- [WORK REQUIRED]
"vita" appears in how many lines of the entries? State only the number.

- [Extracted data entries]

= = = = = = =

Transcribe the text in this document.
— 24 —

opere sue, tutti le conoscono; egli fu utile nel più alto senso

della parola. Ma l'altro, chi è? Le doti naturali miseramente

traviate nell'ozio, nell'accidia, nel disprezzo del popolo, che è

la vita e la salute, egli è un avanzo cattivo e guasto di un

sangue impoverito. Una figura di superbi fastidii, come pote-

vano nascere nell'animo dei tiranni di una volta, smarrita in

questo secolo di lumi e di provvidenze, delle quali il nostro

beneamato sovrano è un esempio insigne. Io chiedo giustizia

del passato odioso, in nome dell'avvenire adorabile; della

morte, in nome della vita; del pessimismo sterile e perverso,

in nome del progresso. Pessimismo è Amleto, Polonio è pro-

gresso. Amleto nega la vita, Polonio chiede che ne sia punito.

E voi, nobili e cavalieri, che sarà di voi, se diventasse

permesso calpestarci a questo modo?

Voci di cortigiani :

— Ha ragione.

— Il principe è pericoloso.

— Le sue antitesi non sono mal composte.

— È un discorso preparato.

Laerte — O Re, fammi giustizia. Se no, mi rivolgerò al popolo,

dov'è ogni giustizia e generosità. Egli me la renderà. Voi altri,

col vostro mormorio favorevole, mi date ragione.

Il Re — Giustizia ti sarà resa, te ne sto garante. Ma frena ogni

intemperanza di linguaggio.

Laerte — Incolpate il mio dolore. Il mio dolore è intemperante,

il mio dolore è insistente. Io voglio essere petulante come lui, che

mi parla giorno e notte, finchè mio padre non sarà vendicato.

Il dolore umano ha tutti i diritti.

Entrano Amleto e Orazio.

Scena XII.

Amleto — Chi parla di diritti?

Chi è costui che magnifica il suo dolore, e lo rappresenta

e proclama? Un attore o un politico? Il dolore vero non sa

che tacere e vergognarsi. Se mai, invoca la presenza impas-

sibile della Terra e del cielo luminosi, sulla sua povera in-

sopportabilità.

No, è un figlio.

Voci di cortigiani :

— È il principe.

= = = = = = =

- [THE RESPONSE]
3